Given exercise -
Pull out every line with the word "整治形式主义为基层减负若干规定".

Data provided -
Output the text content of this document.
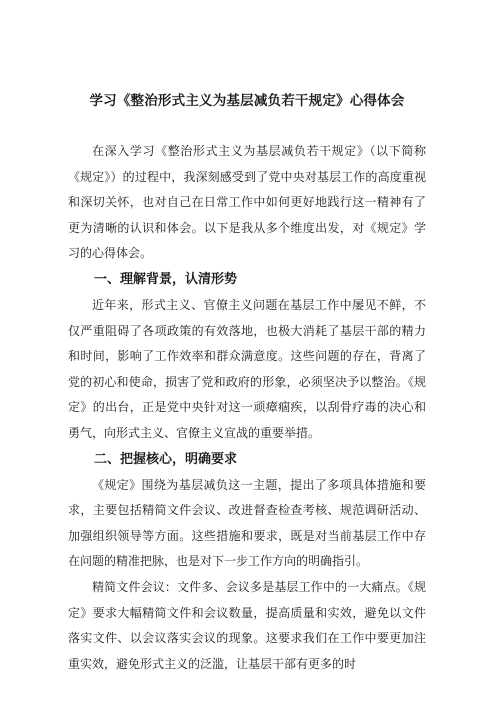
学习《整治形式主义为基层减负若干规定》心得体会

在深入学习《整治形式主义为基层减负若干规定》（以下简称《规定》）的过程中，我深刻感受到了党中央对基层工作的高度重视和深切关怀，也对自己在日常工作中如何更好地践行这一精神有了更为清晰的认识和体会。以下是我从多个维度出发，对《规定》学习的心得体会。

一、理解背景，认清形势

近年来，形式主义、官僚主义问题在基层工作中屡见不鲜，不仅严重阻碍了各项政策的有效落地，也极大消耗了基层干部的精力和时间，影响了工作效率和群众满意度。这些问题的存在，背离了党的初心和使命，损害了党和政府的形象，必须坚决予以整治。《规定》的出台，正是党中央针对这一顽瘴痼疾，以刮骨疗毒的决心和勇气，向形式主义、官僚主义宣战的重要举措。

二、把握核心，明确要求

《规定》围绕为基层减负这一主题，提出了多项具体措施和要求，主要包括精简文件会议、改进督查检查考核、规范调研活动、加强组织领导等方面。这些措施和要求，既是对当前基层工作中存在问题的精准把脉，也是对下一步工作方向的明确指引。

精简文件会议：文件多、会议多是基层工作中的一大痛点。《规定》要求大幅精简文件和会议数量，提高质量和实效，避免以文件落实文件、以会议落实会议的现象。这要求我们在工作中要更加注重实效，避免形式主义的泛滥，让基层干部有更多的时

Reply -
学习《整治形式主义为基层减负若干规定》心得体会
在深入学习《整治形式主义为基层减负若干规定》（以下简称《规定》）的过程中，我深刻感受到了党中央对基层工作的高度重视和深切关怀，也对自己在日常工作中如何更好地践行这一精神有了更为清晰的认识和体会。以下是我从多个维度出发，对《规定》学习的心得体会。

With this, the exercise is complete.